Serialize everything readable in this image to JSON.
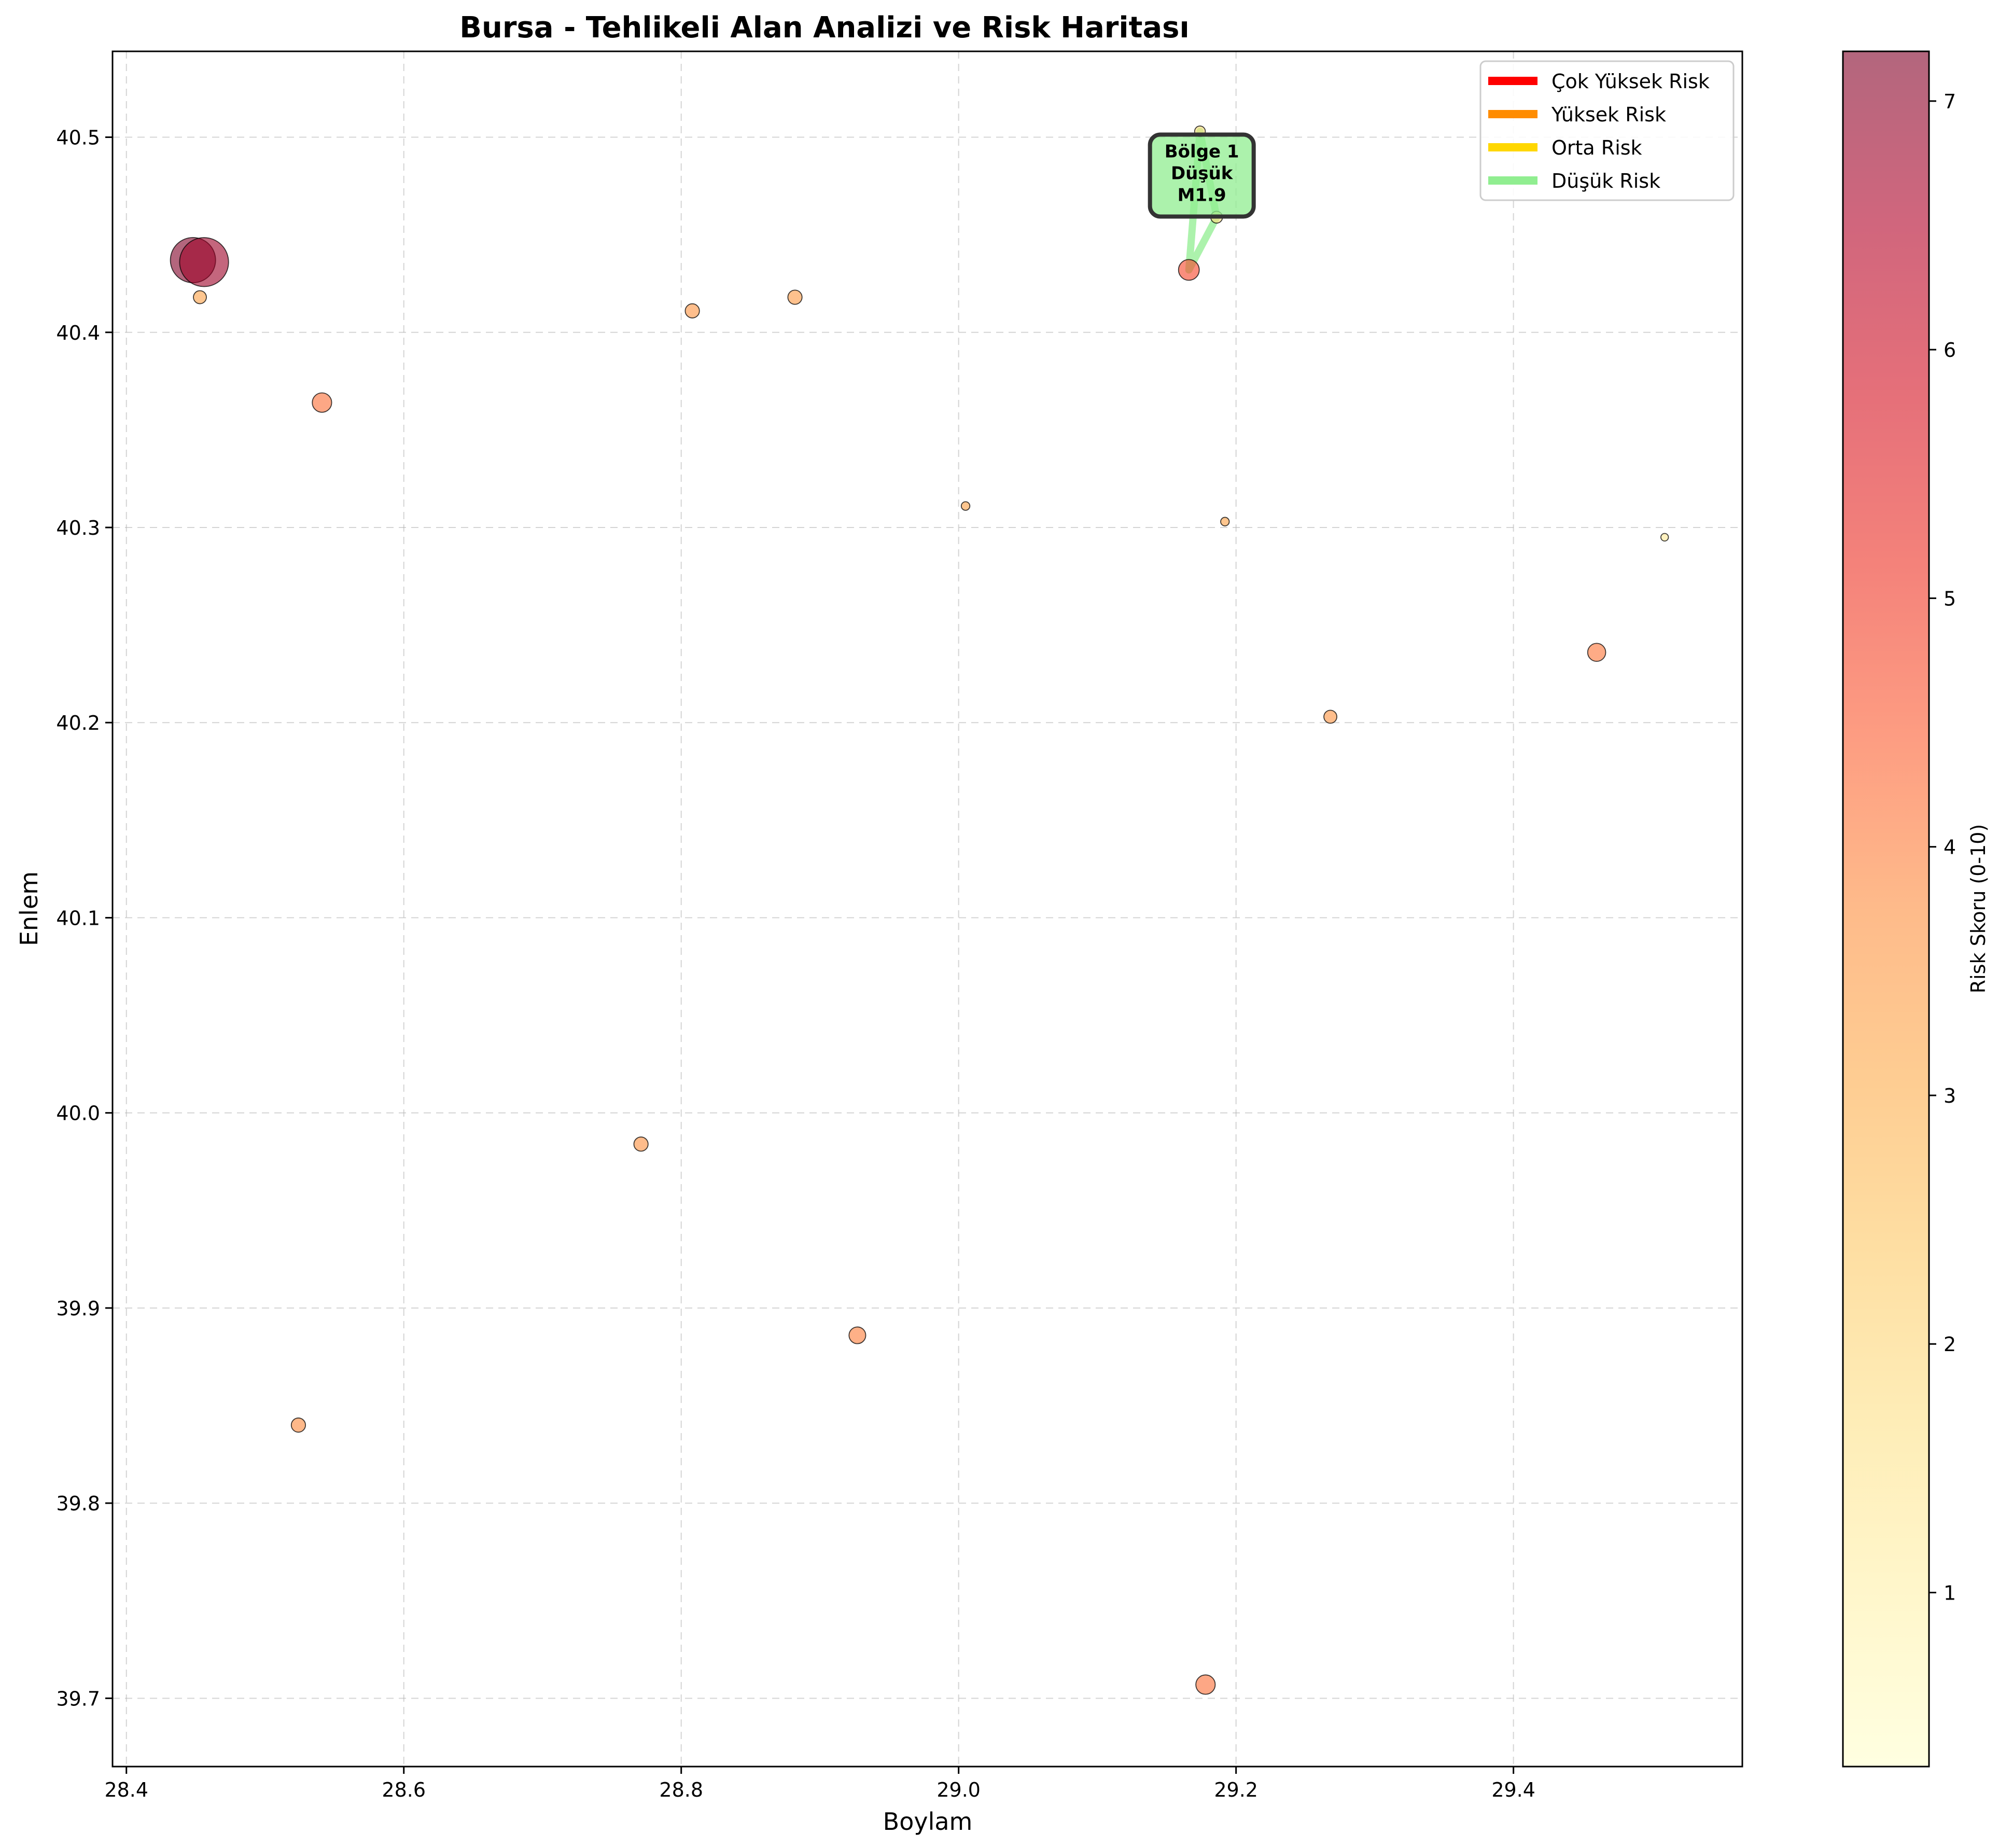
{
  "chart_data": {
    "type": "scatter",
    "title": "Bursa - Tehlikeli Alan Analizi ve Risk Haritası",
    "xlabel": "Boylam",
    "ylabel": "Enlem",
    "xlim": [
      28.4,
      29.5
    ],
    "ylim": [
      39.7,
      40.5
    ],
    "x_ticks": [
      28.4,
      28.6,
      28.8,
      29.0,
      29.2,
      29.4
    ],
    "y_ticks": [
      39.7,
      39.8,
      39.9,
      40.0,
      40.1,
      40.2,
      40.3,
      40.4,
      40.5
    ],
    "grid": true,
    "colorbar": {
      "label": "Risk Skoru (0-10)",
      "range": [
        0.3,
        7.2
      ],
      "ticks": [
        1,
        2,
        3,
        4,
        5,
        6,
        7
      ],
      "colormap": "YlOrRd"
    },
    "points": [
      {
        "lon": 28.448,
        "lat": 40.437,
        "risk": 7.2,
        "magnitude": 3.8
      },
      {
        "lon": 28.456,
        "lat": 40.436,
        "risk": 6.8,
        "magnitude": 4.0
      },
      {
        "lon": 28.453,
        "lat": 40.418,
        "risk": 3.3,
        "magnitude": 1.7
      },
      {
        "lon": 28.541,
        "lat": 40.364,
        "risk": 4.2,
        "magnitude": 2.2
      },
      {
        "lon": 28.808,
        "lat": 40.411,
        "risk": 3.6,
        "magnitude": 1.8
      },
      {
        "lon": 28.882,
        "lat": 40.418,
        "risk": 3.5,
        "magnitude": 1.8
      },
      {
        "lon": 29.005,
        "lat": 40.311,
        "risk": 3.3,
        "magnitude": 1.3
      },
      {
        "lon": 29.166,
        "lat": 40.432,
        "risk": 4.8,
        "magnitude": 2.3
      },
      {
        "lon": 29.174,
        "lat": 40.503,
        "risk": 1.9,
        "magnitude": 1.5
      },
      {
        "lon": 29.186,
        "lat": 40.459,
        "risk": 1.9,
        "magnitude": 1.6
      },
      {
        "lon": 29.192,
        "lat": 40.303,
        "risk": 3.3,
        "magnitude": 1.3
      },
      {
        "lon": 29.268,
        "lat": 40.203,
        "risk": 3.6,
        "magnitude": 1.7
      },
      {
        "lon": 29.46,
        "lat": 40.236,
        "risk": 4.1,
        "magnitude": 2.1
      },
      {
        "lon": 29.509,
        "lat": 40.295,
        "risk": 1.4,
        "magnitude": 1.2
      },
      {
        "lon": 28.771,
        "lat": 39.984,
        "risk": 3.7,
        "magnitude": 1.8
      },
      {
        "lon": 28.927,
        "lat": 39.886,
        "risk": 4.0,
        "magnitude": 2.0
      },
      {
        "lon": 28.524,
        "lat": 39.84,
        "risk": 3.8,
        "magnitude": 1.8
      },
      {
        "lon": 29.178,
        "lat": 39.707,
        "risk": 4.2,
        "magnitude": 2.2
      }
    ],
    "zones": [
      {
        "label": "Bölge 1\nDüşük\nM1.9",
        "risk_level": "Düşük Risk",
        "color": "#90ee90",
        "polygon": [
          [
            29.166,
            40.432
          ],
          [
            29.174,
            40.503
          ],
          [
            29.186,
            40.459
          ]
        ]
      }
    ],
    "legend": {
      "position": "top-right",
      "entries": [
        {
          "label": "Çok Yüksek Risk",
          "color": "#ff0000"
        },
        {
          "label": "Yüksek Risk",
          "color": "#ff8c00"
        },
        {
          "label": "Orta Risk",
          "color": "#ffd700"
        },
        {
          "label": "Düşük Risk",
          "color": "#90ee90"
        }
      ]
    }
  }
}
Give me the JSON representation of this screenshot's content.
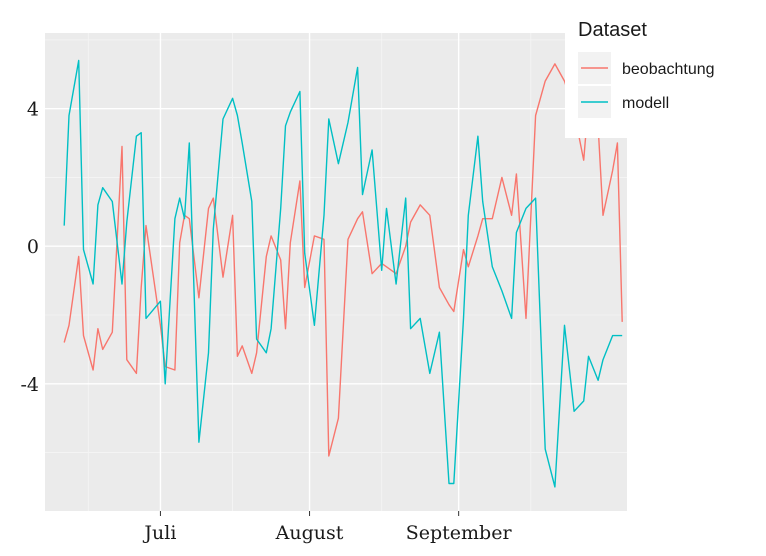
{
  "chart_data": {
    "type": "line",
    "title": "",
    "xlabel": "",
    "ylabel": "",
    "x_range": [
      "2023-06-07",
      "2023-10-06"
    ],
    "ylim": [
      -7.7,
      6.2
    ],
    "y_ticks": [
      {
        "value": -4,
        "label": "-4"
      },
      {
        "value": 0,
        "label": "0"
      },
      {
        "value": 4,
        "label": "4"
      }
    ],
    "x_ticks": [
      {
        "date": "2023-07-01",
        "label": "Juli"
      },
      {
        "date": "2023-08-01",
        "label": "August"
      },
      {
        "date": "2023-09-01",
        "label": "September"
      }
    ],
    "x_minor_ticks": [
      "2023-06-16",
      "2023-07-16",
      "2023-08-16",
      "2023-09-16"
    ],
    "grid": true,
    "legend": {
      "title": "Dataset",
      "position": "top-right"
    },
    "series": [
      {
        "name": "beobachtung",
        "color": "#F8766D",
        "x": [
          "2023-06-11",
          "2023-06-12",
          "2023-06-14",
          "2023-06-15",
          "2023-06-17",
          "2023-06-18",
          "2023-06-19",
          "2023-06-21",
          "2023-06-23",
          "2023-06-24",
          "2023-06-26",
          "2023-06-27",
          "2023-06-28",
          "2023-07-01",
          "2023-07-02",
          "2023-07-04",
          "2023-07-05",
          "2023-07-06",
          "2023-07-07",
          "2023-07-09",
          "2023-07-11",
          "2023-07-12",
          "2023-07-14",
          "2023-07-16",
          "2023-07-17",
          "2023-07-18",
          "2023-07-20",
          "2023-07-21",
          "2023-07-23",
          "2023-07-24",
          "2023-07-26",
          "2023-07-27",
          "2023-07-28",
          "2023-07-30",
          "2023-07-31",
          "2023-08-02",
          "2023-08-04",
          "2023-08-05",
          "2023-08-07",
          "2023-08-09",
          "2023-08-11",
          "2023-08-12",
          "2023-08-14",
          "2023-08-16",
          "2023-08-17",
          "2023-08-19",
          "2023-08-21",
          "2023-08-22",
          "2023-08-24",
          "2023-08-26",
          "2023-08-28",
          "2023-08-30",
          "2023-08-31",
          "2023-09-02",
          "2023-09-03",
          "2023-09-05",
          "2023-09-06",
          "2023-09-08",
          "2023-09-10",
          "2023-09-12",
          "2023-09-13",
          "2023-09-15",
          "2023-09-17",
          "2023-09-19",
          "2023-09-21",
          "2023-09-23",
          "2023-09-25",
          "2023-09-27",
          "2023-09-28",
          "2023-09-30",
          "2023-10-01",
          "2023-10-03",
          "2023-10-04",
          "2023-10-05"
        ],
        "y": [
          -2.8,
          -2.3,
          -0.3,
          -2.6,
          -3.6,
          -2.4,
          -3.0,
          -2.5,
          2.9,
          -3.3,
          -3.7,
          -1.2,
          0.6,
          -2.3,
          -3.5,
          -3.6,
          0.1,
          0.9,
          0.8,
          -1.5,
          1.1,
          1.4,
          -0.9,
          0.9,
          -3.2,
          -2.9,
          -3.7,
          -3.1,
          -0.3,
          0.3,
          -0.4,
          -2.4,
          0.1,
          1.9,
          -1.2,
          0.3,
          0.2,
          -6.1,
          -5.0,
          0.2,
          0.8,
          1.0,
          -0.8,
          -0.5,
          -0.6,
          -0.8,
          0.0,
          0.7,
          1.2,
          0.9,
          -1.2,
          -1.7,
          -1.9,
          -0.1,
          -0.6,
          0.3,
          0.8,
          0.8,
          2.0,
          0.9,
          2.1,
          -2.1,
          3.8,
          4.8,
          5.3,
          4.8,
          3.9,
          2.5,
          4.2,
          3.5,
          0.9,
          2.2,
          3.0,
          -2.2
        ]
      },
      {
        "name": "modell",
        "color": "#00BFC4",
        "x": [
          "2023-06-11",
          "2023-06-12",
          "2023-06-14",
          "2023-06-15",
          "2023-06-17",
          "2023-06-18",
          "2023-06-19",
          "2023-06-21",
          "2023-06-23",
          "2023-06-24",
          "2023-06-26",
          "2023-06-27",
          "2023-06-28",
          "2023-07-01",
          "2023-07-02",
          "2023-07-04",
          "2023-07-05",
          "2023-07-06",
          "2023-07-07",
          "2023-07-09",
          "2023-07-11",
          "2023-07-12",
          "2023-07-14",
          "2023-07-16",
          "2023-07-17",
          "2023-07-18",
          "2023-07-20",
          "2023-07-21",
          "2023-07-23",
          "2023-07-24",
          "2023-07-26",
          "2023-07-27",
          "2023-07-28",
          "2023-07-30",
          "2023-07-31",
          "2023-08-02",
          "2023-08-04",
          "2023-08-05",
          "2023-08-07",
          "2023-08-09",
          "2023-08-11",
          "2023-08-12",
          "2023-08-14",
          "2023-08-16",
          "2023-08-17",
          "2023-08-19",
          "2023-08-21",
          "2023-08-22",
          "2023-08-24",
          "2023-08-26",
          "2023-08-28",
          "2023-08-30",
          "2023-08-31",
          "2023-09-02",
          "2023-09-03",
          "2023-09-05",
          "2023-09-06",
          "2023-09-08",
          "2023-09-10",
          "2023-09-12",
          "2023-09-13",
          "2023-09-15",
          "2023-09-17",
          "2023-09-19",
          "2023-09-21",
          "2023-09-23",
          "2023-09-25",
          "2023-09-27",
          "2023-09-28",
          "2023-09-30",
          "2023-10-01",
          "2023-10-03",
          "2023-10-04",
          "2023-10-05"
        ],
        "y": [
          0.6,
          3.8,
          5.4,
          -0.1,
          -1.1,
          1.2,
          1.7,
          1.3,
          -1.1,
          0.7,
          3.2,
          3.3,
          -2.1,
          -1.6,
          -4.0,
          0.8,
          1.4,
          0.8,
          3.0,
          -5.7,
          -3.1,
          0.5,
          3.7,
          4.3,
          3.8,
          3.0,
          1.3,
          -2.7,
          -3.1,
          -2.4,
          1.1,
          3.5,
          3.9,
          4.5,
          -0.2,
          -2.3,
          0.9,
          3.7,
          2.4,
          3.6,
          5.2,
          1.5,
          2.8,
          -0.7,
          1.1,
          -1.1,
          1.4,
          -2.4,
          -2.1,
          -3.7,
          -2.5,
          -6.9,
          -6.9,
          -2.1,
          0.9,
          3.2,
          1.3,
          -0.6,
          -1.3,
          -2.1,
          0.4,
          1.1,
          1.4,
          -5.9,
          -7.0,
          -2.3,
          -4.8,
          -4.5,
          -3.2,
          -3.9,
          -3.3,
          -2.6,
          -2.6,
          -2.6
        ]
      }
    ]
  }
}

• • • • •

__Written request__. Pull out each line containing the word "JSON" and copy it.

__Result__.
Serialize everything readable in this image to JSON.
Give me the JSON representation of this screenshot's content.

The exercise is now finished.